══ Data supplied
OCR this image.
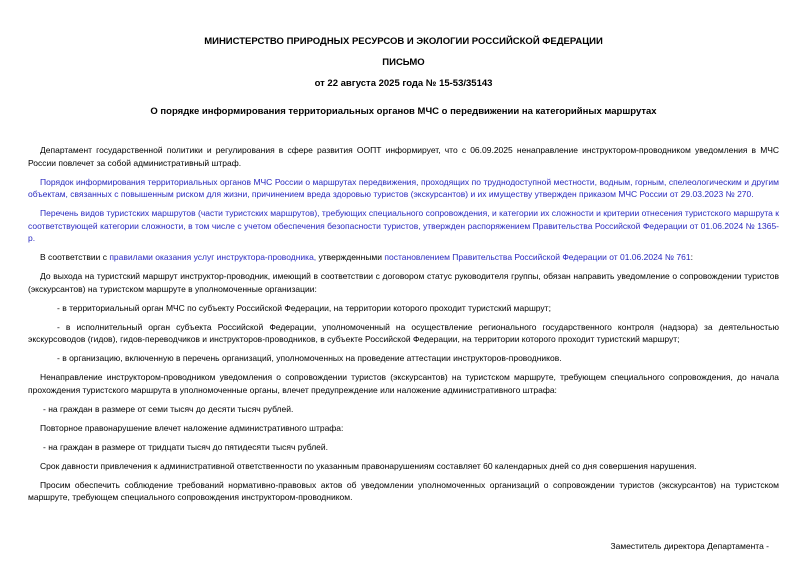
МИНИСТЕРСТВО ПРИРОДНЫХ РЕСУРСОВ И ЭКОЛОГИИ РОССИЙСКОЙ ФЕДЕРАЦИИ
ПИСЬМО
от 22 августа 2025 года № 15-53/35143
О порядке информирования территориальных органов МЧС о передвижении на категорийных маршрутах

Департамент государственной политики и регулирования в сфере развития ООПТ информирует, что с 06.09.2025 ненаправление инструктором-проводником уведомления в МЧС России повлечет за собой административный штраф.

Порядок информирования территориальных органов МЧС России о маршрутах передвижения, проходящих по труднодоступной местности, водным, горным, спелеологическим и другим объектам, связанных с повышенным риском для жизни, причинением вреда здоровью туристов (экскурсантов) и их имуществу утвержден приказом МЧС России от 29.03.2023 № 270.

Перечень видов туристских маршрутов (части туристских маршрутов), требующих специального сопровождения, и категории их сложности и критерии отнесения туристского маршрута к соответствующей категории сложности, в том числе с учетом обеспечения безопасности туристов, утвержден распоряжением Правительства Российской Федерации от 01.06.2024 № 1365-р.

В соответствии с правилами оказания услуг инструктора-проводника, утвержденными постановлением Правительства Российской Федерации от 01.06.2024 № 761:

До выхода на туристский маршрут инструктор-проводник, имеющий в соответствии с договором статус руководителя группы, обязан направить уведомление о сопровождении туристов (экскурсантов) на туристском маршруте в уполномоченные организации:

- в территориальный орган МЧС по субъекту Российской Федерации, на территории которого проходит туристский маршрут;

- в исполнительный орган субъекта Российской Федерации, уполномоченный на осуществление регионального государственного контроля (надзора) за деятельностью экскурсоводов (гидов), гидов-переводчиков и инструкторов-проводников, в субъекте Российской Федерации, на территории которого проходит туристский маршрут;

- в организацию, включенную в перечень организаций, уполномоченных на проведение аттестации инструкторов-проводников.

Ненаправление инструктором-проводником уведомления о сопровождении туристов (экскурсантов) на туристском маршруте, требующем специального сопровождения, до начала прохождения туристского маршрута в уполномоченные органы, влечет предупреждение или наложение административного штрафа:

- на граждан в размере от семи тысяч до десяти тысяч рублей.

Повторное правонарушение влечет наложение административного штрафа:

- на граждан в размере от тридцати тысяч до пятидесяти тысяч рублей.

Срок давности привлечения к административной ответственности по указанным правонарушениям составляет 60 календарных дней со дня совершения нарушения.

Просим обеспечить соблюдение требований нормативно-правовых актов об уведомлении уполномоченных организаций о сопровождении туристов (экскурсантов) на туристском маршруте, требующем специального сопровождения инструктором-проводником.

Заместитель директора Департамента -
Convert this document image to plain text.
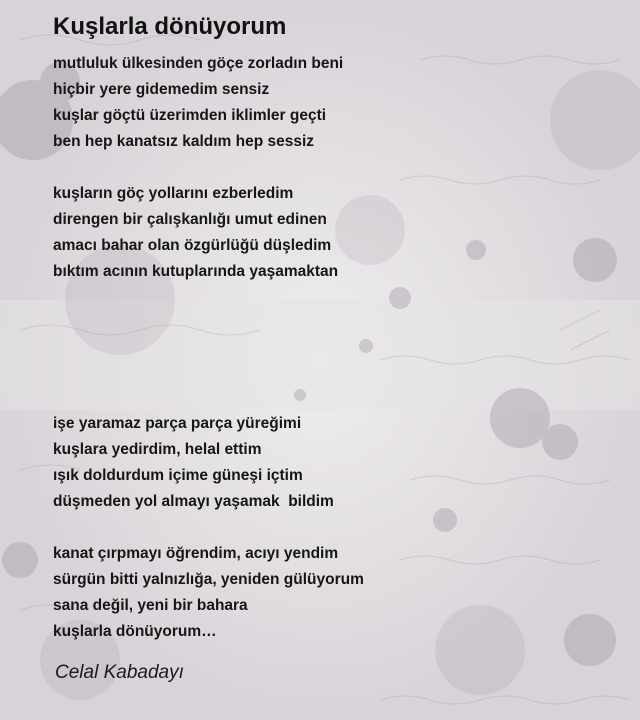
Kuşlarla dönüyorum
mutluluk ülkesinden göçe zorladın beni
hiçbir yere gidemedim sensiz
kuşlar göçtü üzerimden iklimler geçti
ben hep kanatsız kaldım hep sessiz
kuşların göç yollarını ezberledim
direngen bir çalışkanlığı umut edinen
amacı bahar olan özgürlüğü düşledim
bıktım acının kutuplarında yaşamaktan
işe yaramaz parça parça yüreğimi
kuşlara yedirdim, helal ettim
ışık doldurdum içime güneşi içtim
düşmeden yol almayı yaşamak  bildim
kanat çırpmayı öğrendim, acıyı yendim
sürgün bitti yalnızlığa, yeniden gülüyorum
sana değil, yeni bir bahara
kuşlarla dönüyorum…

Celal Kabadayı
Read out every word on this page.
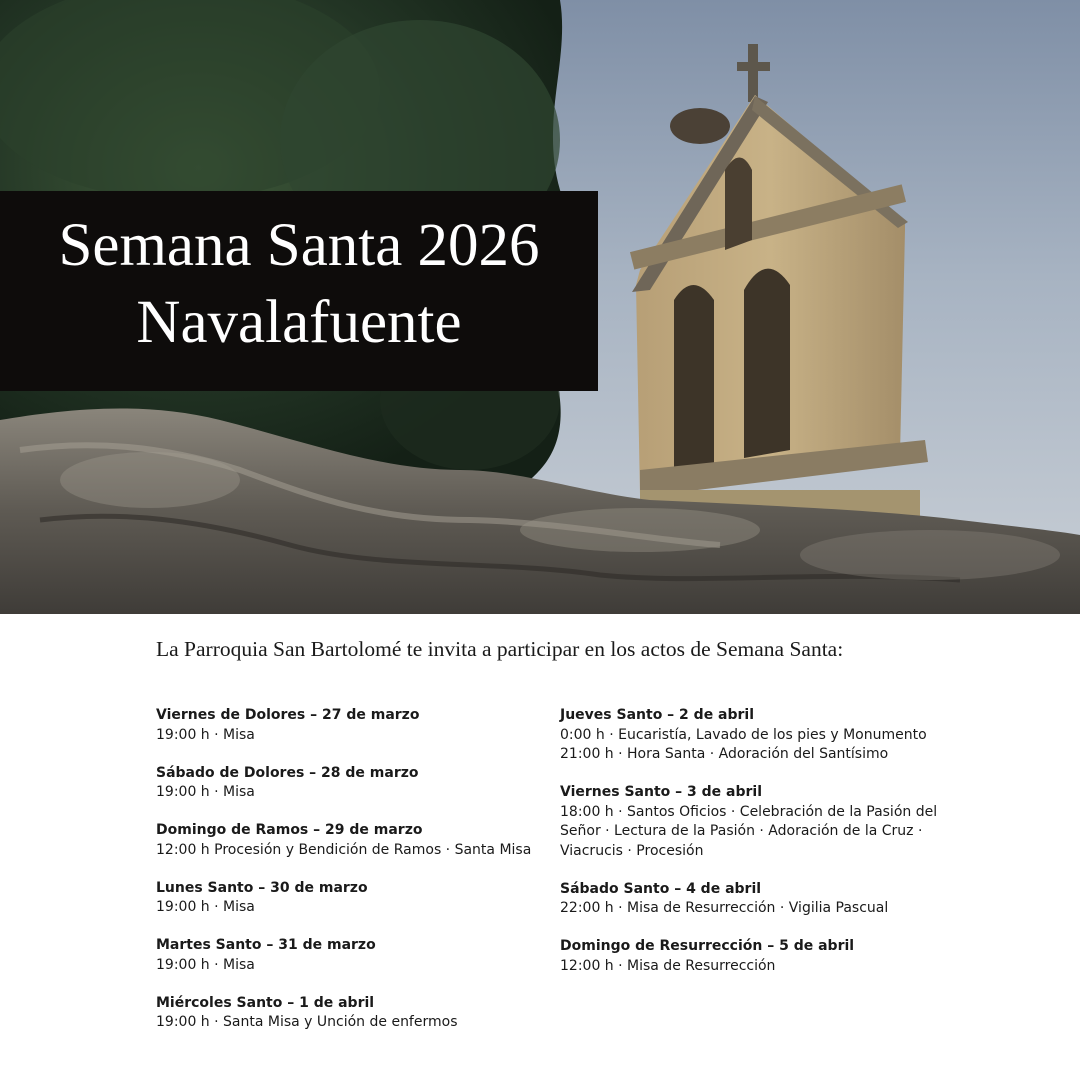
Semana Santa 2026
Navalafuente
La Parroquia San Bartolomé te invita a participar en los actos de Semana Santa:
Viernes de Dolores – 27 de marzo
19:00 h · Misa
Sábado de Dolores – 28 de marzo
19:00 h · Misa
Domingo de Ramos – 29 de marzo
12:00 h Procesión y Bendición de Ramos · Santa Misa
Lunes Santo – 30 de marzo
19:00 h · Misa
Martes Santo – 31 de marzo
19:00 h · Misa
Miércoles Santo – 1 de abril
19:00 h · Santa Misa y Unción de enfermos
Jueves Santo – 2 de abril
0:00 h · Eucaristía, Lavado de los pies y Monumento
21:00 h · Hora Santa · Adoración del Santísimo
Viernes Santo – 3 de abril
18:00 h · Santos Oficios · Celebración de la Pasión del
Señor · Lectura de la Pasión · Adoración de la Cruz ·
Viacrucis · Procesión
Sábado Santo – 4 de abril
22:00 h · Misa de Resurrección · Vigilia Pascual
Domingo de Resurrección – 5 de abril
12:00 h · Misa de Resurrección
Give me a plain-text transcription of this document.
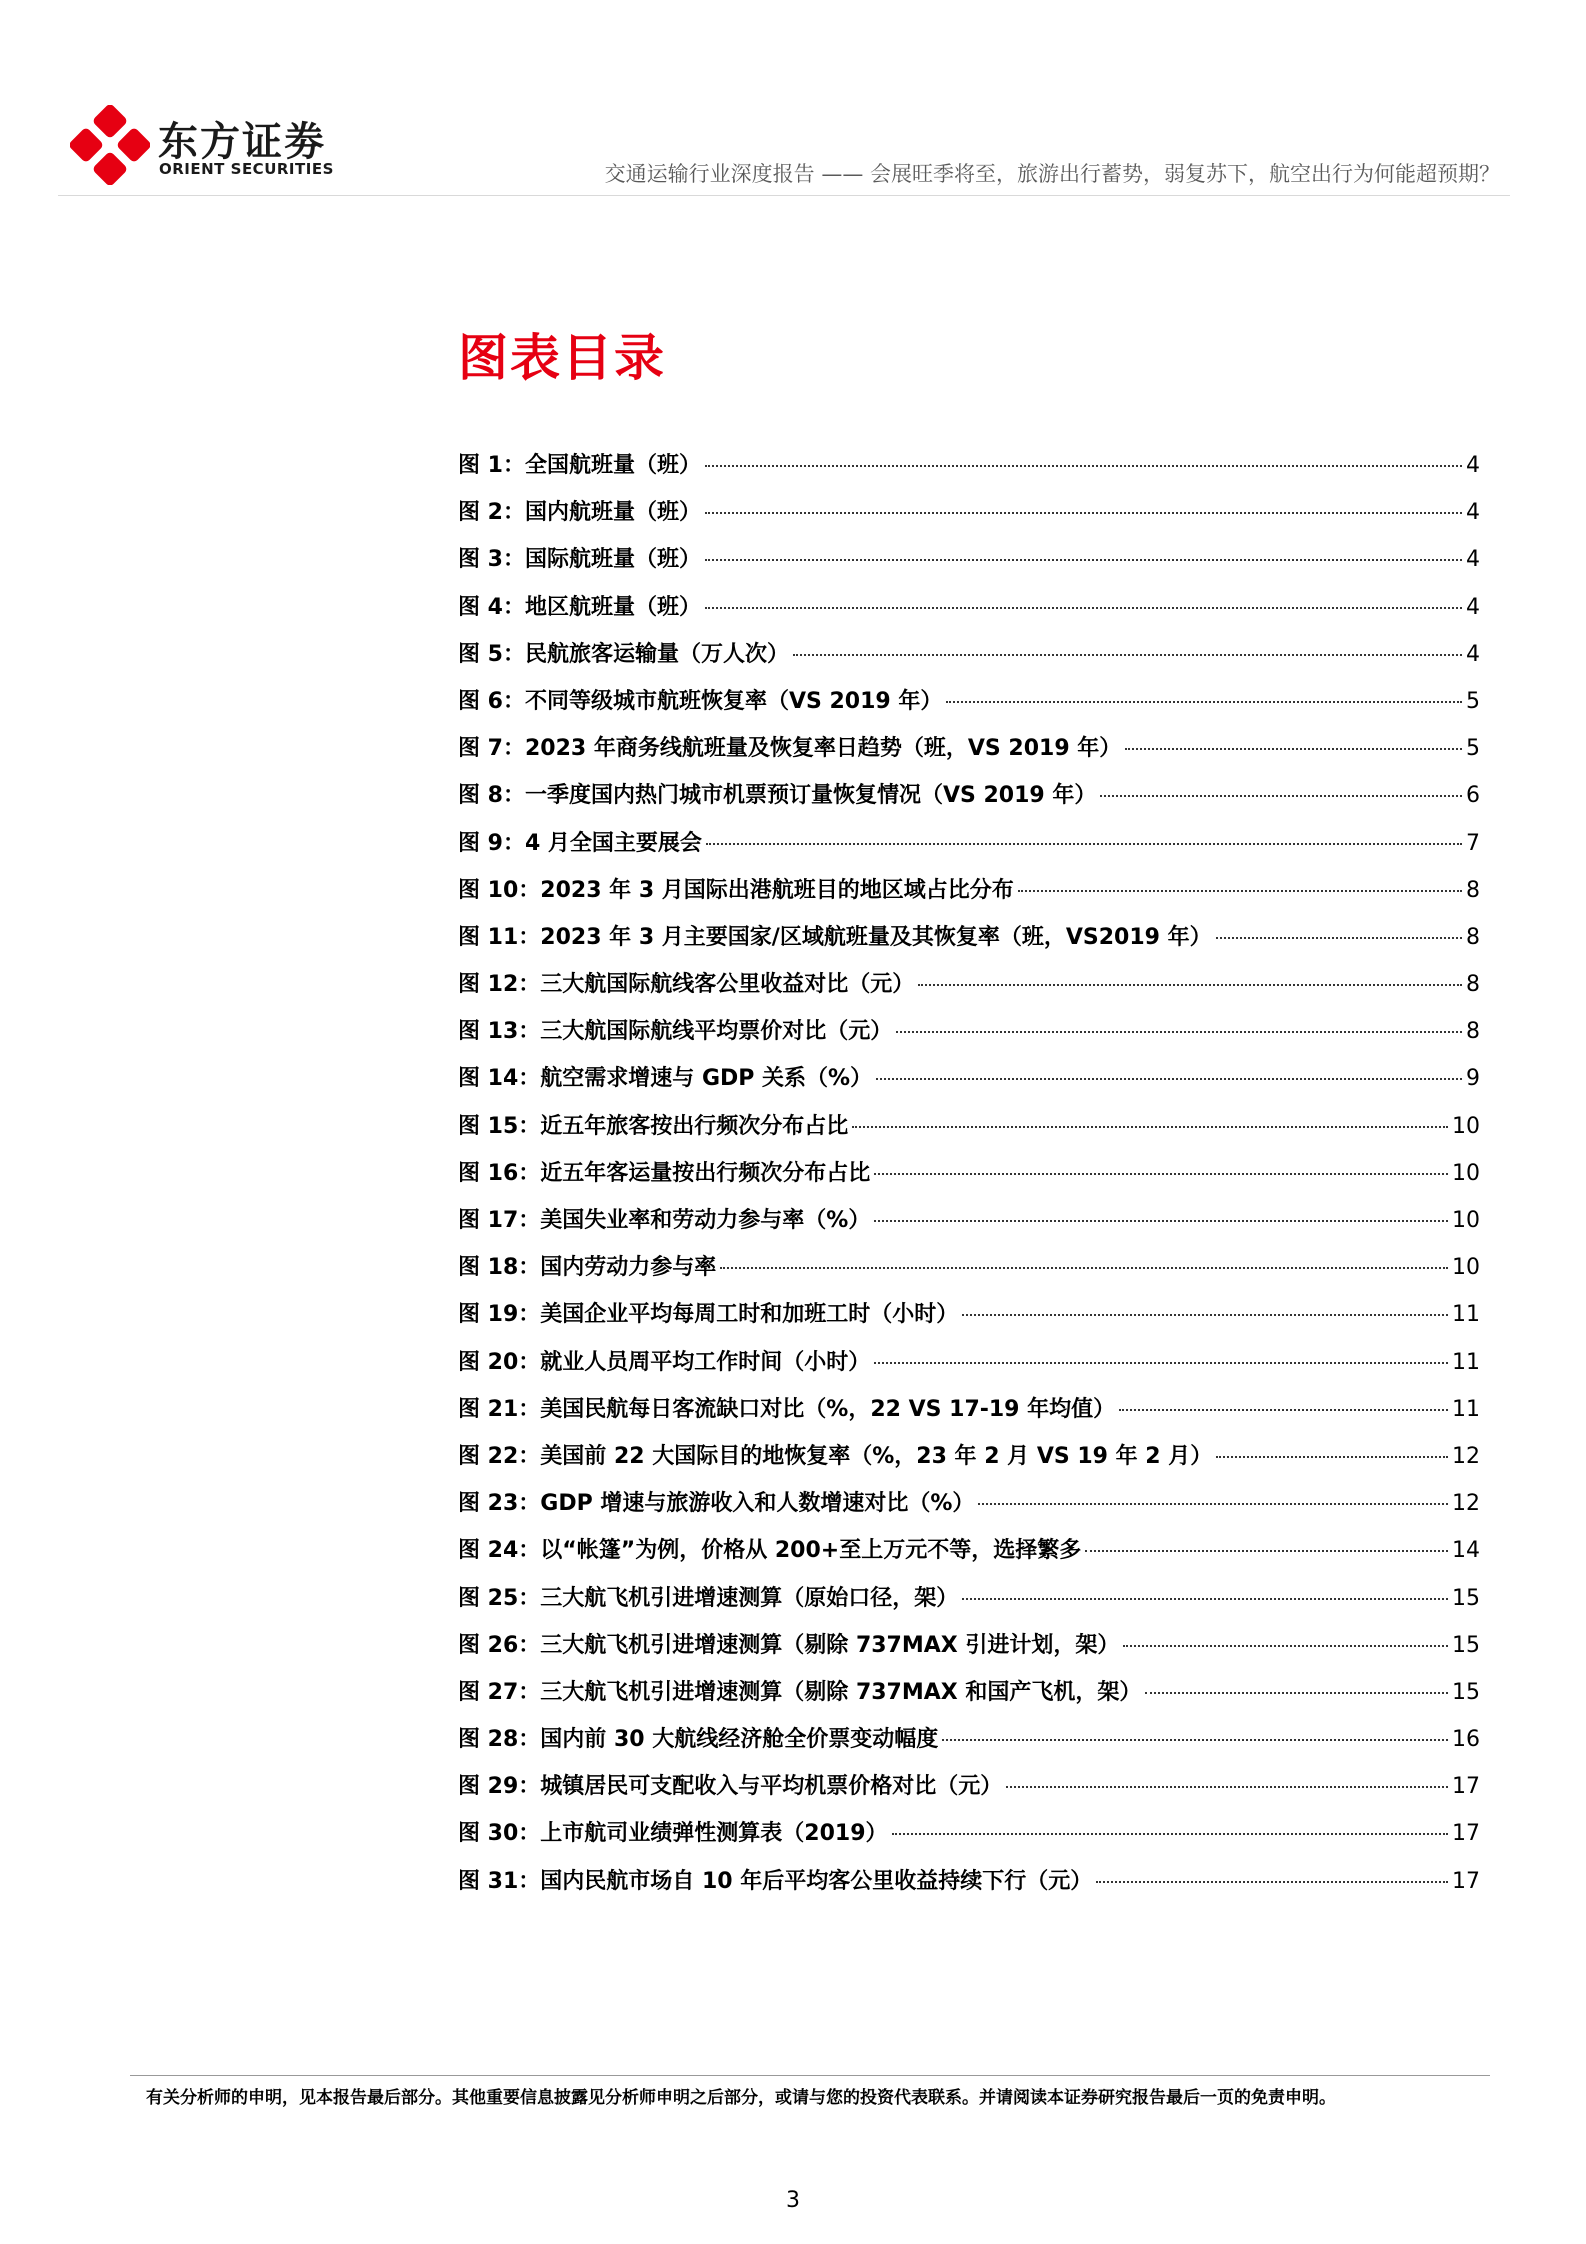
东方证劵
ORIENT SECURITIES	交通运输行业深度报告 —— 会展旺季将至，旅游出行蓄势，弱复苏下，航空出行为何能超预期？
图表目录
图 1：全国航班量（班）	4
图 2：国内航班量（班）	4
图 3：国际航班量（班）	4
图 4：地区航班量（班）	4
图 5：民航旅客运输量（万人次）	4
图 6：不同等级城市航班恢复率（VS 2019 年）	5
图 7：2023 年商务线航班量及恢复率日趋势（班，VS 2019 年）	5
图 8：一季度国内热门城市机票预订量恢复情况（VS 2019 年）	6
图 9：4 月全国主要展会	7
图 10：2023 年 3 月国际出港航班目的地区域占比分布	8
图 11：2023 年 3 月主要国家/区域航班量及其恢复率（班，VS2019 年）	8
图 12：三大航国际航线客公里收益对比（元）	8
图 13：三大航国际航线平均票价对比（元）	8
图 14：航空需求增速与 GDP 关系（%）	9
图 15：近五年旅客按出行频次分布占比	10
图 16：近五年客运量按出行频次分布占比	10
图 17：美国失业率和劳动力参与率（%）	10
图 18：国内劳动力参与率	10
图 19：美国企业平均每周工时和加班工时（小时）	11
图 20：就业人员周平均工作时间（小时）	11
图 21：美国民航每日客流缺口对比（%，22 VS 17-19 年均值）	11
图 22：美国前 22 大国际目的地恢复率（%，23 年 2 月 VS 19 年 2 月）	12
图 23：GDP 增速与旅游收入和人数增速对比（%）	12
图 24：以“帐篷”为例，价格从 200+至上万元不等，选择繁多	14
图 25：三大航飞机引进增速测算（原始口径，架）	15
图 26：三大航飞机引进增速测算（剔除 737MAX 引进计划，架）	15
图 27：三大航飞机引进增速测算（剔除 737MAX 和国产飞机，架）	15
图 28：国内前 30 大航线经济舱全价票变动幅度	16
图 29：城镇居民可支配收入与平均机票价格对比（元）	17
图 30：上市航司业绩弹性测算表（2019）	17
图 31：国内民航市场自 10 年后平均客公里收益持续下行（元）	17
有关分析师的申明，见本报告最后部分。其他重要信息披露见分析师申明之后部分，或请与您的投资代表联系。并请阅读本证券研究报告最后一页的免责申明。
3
════
• Requirements:
Identify each line in the entries with the word "Правительства" and copy it.

• Finished exercise:
Перечень видов туристских маршрутов (части туристских маршрутов), требующих специального сопровождения, и категории их сложности и критерии отнесения туристского маршрута к соответствующей категории сложности, в том числе с учетом обеспечения безопасности туристов, утвержден распоряжением Правительства Российской Федерации от 01.06.2024 № 1365-р.
В соответствии с правилами оказания услуг инструктора-проводника, утвержденными постановлением Правительства Российской Федерации от 01.06.2024 № 761:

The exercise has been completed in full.